## [Aim]
Take the records underneath and set them down exactly.

-- Begin Data for this exercise --

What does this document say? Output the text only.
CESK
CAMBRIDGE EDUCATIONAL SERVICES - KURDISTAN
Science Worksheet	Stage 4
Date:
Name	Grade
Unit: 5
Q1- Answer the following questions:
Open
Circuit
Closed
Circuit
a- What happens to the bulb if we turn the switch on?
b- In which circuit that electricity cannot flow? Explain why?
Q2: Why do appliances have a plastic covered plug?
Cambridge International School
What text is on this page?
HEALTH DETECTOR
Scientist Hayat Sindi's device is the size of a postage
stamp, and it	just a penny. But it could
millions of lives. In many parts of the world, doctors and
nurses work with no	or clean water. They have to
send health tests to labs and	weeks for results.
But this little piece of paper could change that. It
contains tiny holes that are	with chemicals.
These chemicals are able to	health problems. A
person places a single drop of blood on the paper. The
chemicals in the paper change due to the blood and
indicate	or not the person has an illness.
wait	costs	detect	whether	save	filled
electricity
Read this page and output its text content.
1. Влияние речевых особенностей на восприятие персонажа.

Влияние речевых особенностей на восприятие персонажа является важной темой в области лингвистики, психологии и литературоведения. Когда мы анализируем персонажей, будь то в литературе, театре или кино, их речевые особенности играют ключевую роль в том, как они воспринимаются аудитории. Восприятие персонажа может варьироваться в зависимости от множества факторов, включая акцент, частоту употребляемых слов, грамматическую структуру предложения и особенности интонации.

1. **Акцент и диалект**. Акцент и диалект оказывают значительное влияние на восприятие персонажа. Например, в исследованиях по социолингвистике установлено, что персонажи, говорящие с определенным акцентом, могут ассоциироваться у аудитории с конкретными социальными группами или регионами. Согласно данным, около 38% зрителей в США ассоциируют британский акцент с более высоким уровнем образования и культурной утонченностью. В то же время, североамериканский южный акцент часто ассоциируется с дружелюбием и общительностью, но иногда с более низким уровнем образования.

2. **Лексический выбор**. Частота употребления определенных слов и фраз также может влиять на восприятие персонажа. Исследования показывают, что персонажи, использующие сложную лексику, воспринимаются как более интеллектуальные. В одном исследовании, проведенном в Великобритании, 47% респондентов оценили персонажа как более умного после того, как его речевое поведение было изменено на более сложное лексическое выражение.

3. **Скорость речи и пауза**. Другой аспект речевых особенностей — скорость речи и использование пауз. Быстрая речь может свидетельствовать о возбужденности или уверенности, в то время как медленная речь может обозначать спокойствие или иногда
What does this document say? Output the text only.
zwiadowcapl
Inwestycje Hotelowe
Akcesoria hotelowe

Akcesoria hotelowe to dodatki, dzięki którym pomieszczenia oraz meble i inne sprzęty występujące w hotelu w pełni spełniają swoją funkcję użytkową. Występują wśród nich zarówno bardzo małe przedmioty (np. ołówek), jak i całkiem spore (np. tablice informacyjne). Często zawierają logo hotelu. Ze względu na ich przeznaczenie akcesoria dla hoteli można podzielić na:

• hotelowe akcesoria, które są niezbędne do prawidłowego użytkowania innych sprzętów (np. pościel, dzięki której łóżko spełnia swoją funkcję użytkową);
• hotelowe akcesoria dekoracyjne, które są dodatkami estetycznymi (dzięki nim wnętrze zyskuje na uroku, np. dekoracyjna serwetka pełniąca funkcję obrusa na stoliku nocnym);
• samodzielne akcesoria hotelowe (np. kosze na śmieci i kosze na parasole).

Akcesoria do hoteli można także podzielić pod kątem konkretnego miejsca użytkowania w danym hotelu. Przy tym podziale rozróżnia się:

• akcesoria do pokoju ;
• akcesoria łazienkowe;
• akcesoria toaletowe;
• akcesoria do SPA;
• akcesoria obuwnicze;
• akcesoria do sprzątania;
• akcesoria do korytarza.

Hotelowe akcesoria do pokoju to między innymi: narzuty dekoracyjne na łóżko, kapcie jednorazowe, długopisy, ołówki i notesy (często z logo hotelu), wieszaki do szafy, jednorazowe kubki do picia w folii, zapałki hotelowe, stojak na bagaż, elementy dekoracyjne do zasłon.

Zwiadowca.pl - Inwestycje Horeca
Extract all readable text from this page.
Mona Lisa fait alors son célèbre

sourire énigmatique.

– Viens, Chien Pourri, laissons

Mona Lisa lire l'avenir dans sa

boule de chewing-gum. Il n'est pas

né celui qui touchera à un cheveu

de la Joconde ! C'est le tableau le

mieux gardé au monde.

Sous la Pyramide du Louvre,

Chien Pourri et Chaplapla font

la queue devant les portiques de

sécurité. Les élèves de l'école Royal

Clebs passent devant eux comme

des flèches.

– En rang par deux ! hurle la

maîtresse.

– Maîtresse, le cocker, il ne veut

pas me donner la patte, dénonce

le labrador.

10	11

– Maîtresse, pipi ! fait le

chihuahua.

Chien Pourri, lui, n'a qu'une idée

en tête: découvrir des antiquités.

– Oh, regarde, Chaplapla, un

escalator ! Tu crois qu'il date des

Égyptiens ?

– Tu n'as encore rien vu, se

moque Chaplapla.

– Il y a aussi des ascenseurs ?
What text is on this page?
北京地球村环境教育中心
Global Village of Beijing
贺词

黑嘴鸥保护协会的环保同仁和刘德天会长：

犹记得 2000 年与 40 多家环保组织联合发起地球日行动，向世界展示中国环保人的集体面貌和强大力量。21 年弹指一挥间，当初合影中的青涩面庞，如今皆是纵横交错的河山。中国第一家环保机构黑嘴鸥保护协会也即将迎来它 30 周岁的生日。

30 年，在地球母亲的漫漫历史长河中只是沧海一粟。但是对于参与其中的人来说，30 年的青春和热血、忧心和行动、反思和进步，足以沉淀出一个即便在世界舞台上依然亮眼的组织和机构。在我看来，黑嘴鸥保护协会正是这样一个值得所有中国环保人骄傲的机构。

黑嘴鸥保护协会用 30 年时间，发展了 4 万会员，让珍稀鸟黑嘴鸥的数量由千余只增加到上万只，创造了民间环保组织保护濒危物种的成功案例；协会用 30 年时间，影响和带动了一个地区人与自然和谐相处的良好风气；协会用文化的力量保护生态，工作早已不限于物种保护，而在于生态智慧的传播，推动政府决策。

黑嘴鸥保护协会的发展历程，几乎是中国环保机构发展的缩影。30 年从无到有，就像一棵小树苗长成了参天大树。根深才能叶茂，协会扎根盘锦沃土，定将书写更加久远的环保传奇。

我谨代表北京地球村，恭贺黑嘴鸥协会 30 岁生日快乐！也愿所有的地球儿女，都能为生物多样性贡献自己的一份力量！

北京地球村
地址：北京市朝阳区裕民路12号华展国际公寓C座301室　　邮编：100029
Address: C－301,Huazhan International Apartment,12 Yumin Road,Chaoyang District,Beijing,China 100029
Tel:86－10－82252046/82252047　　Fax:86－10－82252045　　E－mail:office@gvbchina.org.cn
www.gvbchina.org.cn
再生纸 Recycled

-- End Data for this exercise --

## [Answer in full]
What does this document say? Output the text only.
CESK
CAMBRIDGE EDUCATIONAL SERVICES - KURDISTAN
Science Worksheet	Stage 4
Date:
Name	Grade
Unit: 5
Q1- Answer the following questions:
Open
Circuit
Closed
Circuit
a- What happens to the bulb if we turn the switch on?
b- In which circuit that electricity cannot flow? Explain why?
Q2: Why do appliances have a plastic covered plug?
Cambridge International School
What text is on this page?
HEALTH DETECTOR
Scientist Hayat Sindi's device is the size of a postage
stamp, and it	just a penny. But it could
millions of lives. In many parts of the world, doctors and
nurses work with no	or clean water. They have to
send health tests to labs and	weeks for results.
But this little piece of paper could change that. It
contains tiny holes that are	with chemicals.
These chemicals are able to	health problems. A
person places a single drop of blood on the paper. The
chemicals in the paper change due to the blood and
indicate	or not the person has an illness.
wait	costs	detect	whether	save	filled
electricity
Read this page and output its text content.
1. Влияние речевых особенностей на восприятие персонажа.

Влияние речевых особенностей на восприятие персонажа является важной темой в области лингвистики, психологии и литературоведения. Когда мы анализируем персонажей, будь то в литературе, театре или кино, их речевые особенности играют ключевую роль в том, как они воспринимаются аудитории. Восприятие персонажа может варьироваться в зависимости от множества факторов, включая акцент, частоту употребляемых слов, грамматическую структуру предложения и особенности интонации.

1. **Акцент и диалект**. Акцент и диалект оказывают значительное влияние на восприятие персонажа. Например, в исследованиях по социолингвистике установлено, что персонажи, говорящие с определенным акцентом, могут ассоциироваться у аудитории с конкретными социальными группами или регионами. Согласно данным, около 38% зрителей в США ассоциируют британский акцент с более высоким уровнем образования и культурной утонченностью. В то же время, североамериканский южный акцент часто ассоциируется с дружелюбием и общительностью, но иногда с более низким уровнем образования.

2. **Лексический выбор**. Частота употребления определенных слов и фраз также может влиять на восприятие персонажа. Исследования показывают, что персонажи, использующие сложную лексику, воспринимаются как более интеллектуальные. В одном исследовании, проведенном в Великобритании, 47% респондентов оценили персонажа как более умного после того, как его речевое поведение было изменено на более сложное лексическое выражение.

3. **Скорость речи и пауза**. Другой аспект речевых особенностей — скорость речи и использование пауз. Быстрая речь может свидетельствовать о возбужденности или уверенности, в то время как медленная речь может обозначать спокойствие или иногда
What does this document say? Output the text only.
zwiadowcapl
Inwestycje Hotelowe
Akcesoria hotelowe

Akcesoria hotelowe to dodatki, dzięki którym pomieszczenia oraz meble i inne sprzęty występujące w hotelu w pełni spełniają swoją funkcję użytkową. Występują wśród nich zarówno bardzo małe przedmioty (np. ołówek), jak i całkiem spore (np. tablice informacyjne). Często zawierają logo hotelu. Ze względu na ich przeznaczenie akcesoria dla hoteli można podzielić na:

• hotelowe akcesoria, które są niezbędne do prawidłowego użytkowania innych sprzętów (np. pościel, dzięki której łóżko spełnia swoją funkcję użytkową);
• hotelowe akcesoria dekoracyjne, które są dodatkami estetycznymi (dzięki nim wnętrze zyskuje na uroku, np. dekoracyjna serwetka pełniąca funkcję obrusa na stoliku nocnym);
• samodzielne akcesoria hotelowe (np. kosze na śmieci i kosze na parasole).

Akcesoria do hoteli można także podzielić pod kątem konkretnego miejsca użytkowania w danym hotelu. Przy tym podziale rozróżnia się:

• akcesoria do pokoju ;
• akcesoria łazienkowe;
• akcesoria toaletowe;
• akcesoria do SPA;
• akcesoria obuwnicze;
• akcesoria do sprzątania;
• akcesoria do korytarza.

Hotelowe akcesoria do pokoju to między innymi: narzuty dekoracyjne na łóżko, kapcie jednorazowe, długopisy, ołówki i notesy (często z logo hotelu), wieszaki do szafy, jednorazowe kubki do picia w folii, zapałki hotelowe, stojak na bagaż, elementy dekoracyjne do zasłon.

Zwiadowca.pl - Inwestycje Horeca
Extract all readable text from this page.
Mona Lisa fait alors son célèbre

sourire énigmatique.

– Viens, Chien Pourri, laissons

Mona Lisa lire l'avenir dans sa

boule de chewing-gum. Il n'est pas

né celui qui touchera à un cheveu

de la Joconde ! C'est le tableau le

mieux gardé au monde.

Sous la Pyramide du Louvre,

Chien Pourri et Chaplapla font

la queue devant les portiques de

sécurité. Les élèves de l'école Royal

Clebs passent devant eux comme

des flèches.

– En rang par deux ! hurle la

maîtresse.

– Maîtresse, le cocker, il ne veut

pas me donner la patte, dénonce

le labrador.

10	11

– Maîtresse, pipi ! fait le

chihuahua.

Chien Pourri, lui, n'a qu'une idée

en tête: découvrir des antiquités.

– Oh, regarde, Chaplapla, un

escalator ! Tu crois qu'il date des

Égyptiens ?

– Tu n'as encore rien vu, se

moque Chaplapla.

– Il y a aussi des ascenseurs ?
What text is on this page?
北京地球村环境教育中心
Global Village of Beijing
贺词

黑嘴鸥保护协会的环保同仁和刘德天会长：

犹记得 2000 年与 40 多家环保组织联合发起地球日行动，向世界展示中国环保人的集体面貌和强大力量。21 年弹指一挥间，当初合影中的青涩面庞，如今皆是纵横交错的河山。中国第一家环保机构黑嘴鸥保护协会也即将迎来它 30 周岁的生日。

30 年，在地球母亲的漫漫历史长河中只是沧海一粟。但是对于参与其中的人来说，30 年的青春和热血、忧心和行动、反思和进步，足以沉淀出一个即便在世界舞台上依然亮眼的组织和机构。在我看来，黑嘴鸥保护协会正是这样一个值得所有中国环保人骄傲的机构。

黑嘴鸥保护协会用 30 年时间，发展了 4 万会员，让珍稀鸟黑嘴鸥的数量由千余只增加到上万只，创造了民间环保组织保护濒危物种的成功案例；协会用 30 年时间，影响和带动了一个地区人与自然和谐相处的良好风气；协会用文化的力量保护生态，工作早已不限于物种保护，而在于生态智慧的传播，推动政府决策。

黑嘴鸥保护协会的发展历程，几乎是中国环保机构发展的缩影。30 年从无到有，就像一棵小树苗长成了参天大树。根深才能叶茂，协会扎根盘锦沃土，定将书写更加久远的环保传奇。

我谨代表北京地球村，恭贺黑嘴鸥协会 30 岁生日快乐！也愿所有的地球儿女，都能为生物多样性贡献自己的一份力量！

北京地球村
地址：北京市朝阳区裕民路12号华展国际公寓C座301室　　邮编：100029
Address: C－301,Huazhan International Apartment,12 Yumin Road,Chaoyang District,Beijing,China 100029
Tel:86－10－82252046/82252047　　Fax:86－10－82252045　　E－mail:office@gvbchina.org.cn
www.gvbchina.org.cn
再生纸 Recycled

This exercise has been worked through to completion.